*EXERCISE DIRECTIONS*. Aim for an exact copy of the listing, without any images.
+++++
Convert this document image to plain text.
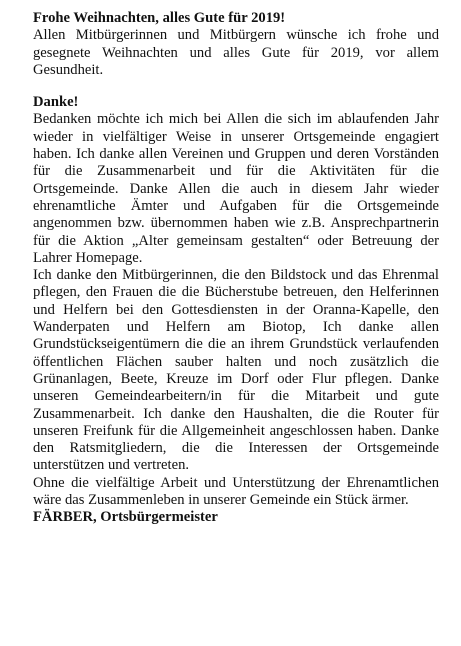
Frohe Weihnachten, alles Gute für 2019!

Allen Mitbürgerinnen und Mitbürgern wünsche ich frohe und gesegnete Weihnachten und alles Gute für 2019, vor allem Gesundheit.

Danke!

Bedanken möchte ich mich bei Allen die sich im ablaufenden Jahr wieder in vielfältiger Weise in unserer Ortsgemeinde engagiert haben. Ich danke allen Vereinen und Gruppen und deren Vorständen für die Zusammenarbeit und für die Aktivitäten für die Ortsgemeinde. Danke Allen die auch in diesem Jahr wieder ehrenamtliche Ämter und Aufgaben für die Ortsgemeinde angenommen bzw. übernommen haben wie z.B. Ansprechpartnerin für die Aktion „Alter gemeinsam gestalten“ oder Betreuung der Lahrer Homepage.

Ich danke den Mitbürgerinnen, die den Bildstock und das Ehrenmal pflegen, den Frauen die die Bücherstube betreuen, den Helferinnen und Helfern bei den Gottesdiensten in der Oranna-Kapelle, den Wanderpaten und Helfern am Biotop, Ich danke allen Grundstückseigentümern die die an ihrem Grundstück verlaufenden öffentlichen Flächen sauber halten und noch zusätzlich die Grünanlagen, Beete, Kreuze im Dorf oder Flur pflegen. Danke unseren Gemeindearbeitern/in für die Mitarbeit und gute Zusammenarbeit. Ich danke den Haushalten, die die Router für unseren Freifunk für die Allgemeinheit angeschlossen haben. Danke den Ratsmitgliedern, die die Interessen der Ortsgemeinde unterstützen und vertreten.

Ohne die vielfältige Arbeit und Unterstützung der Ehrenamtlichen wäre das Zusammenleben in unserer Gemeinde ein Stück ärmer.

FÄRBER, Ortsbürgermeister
+++++
*SOLUTION FOR THIS TASK*.
Convert this document image to plain text.
Frohe Weihnachten, alles Gute für 2019!

Allen Mitbürgerinnen und Mitbürgern wünsche ich frohe und gesegnete Weihnachten und alles Gute für 2019, vor allem Gesundheit.

Danke!

Bedanken möchte ich mich bei Allen die sich im ablaufenden Jahr wieder in vielfältiger Weise in unserer Ortsgemeinde engagiert haben. Ich danke allen Vereinen und Gruppen und deren Vorständen für die Zusammenarbeit und für die Aktivitäten für die Ortsgemeinde. Danke Allen die auch in diesem Jahr wieder ehrenamtliche Ämter und Aufgaben für die Ortsgemeinde angenommen bzw. übernommen haben wie z.B. Ansprechpartnerin für die Aktion „Alter gemeinsam gestalten“ oder Betreuung der Lahrer Homepage.

Ich danke den Mitbürgerinnen, die den Bildstock und das Ehrenmal pflegen, den Frauen die die Bücherstube betreuen, den Helferinnen und Helfern bei den Gottesdiensten in der Oranna-Kapelle, den Wanderpaten und Helfern am Biotop, Ich danke allen Grundstückseigentümern die die an ihrem Grundstück verlaufenden öffentlichen Flächen sauber halten und noch zusätzlich die Grünanlagen, Beete, Kreuze im Dorf oder Flur pflegen. Danke unseren Gemeindearbeitern/in für die Mitarbeit und gute Zusammenarbeit. Ich danke den Haushalten, die die Router für unseren Freifunk für die Allgemeinheit angeschlossen haben. Danke den Ratsmitgliedern, die die Interessen der Ortsgemeinde unterstützen und vertreten.

Ohne die vielfältige Arbeit und Unterstützung der Ehrenamtlichen wäre das Zusammenleben in unserer Gemeinde ein Stück ärmer.

FÄRBER, Ortsbürgermeister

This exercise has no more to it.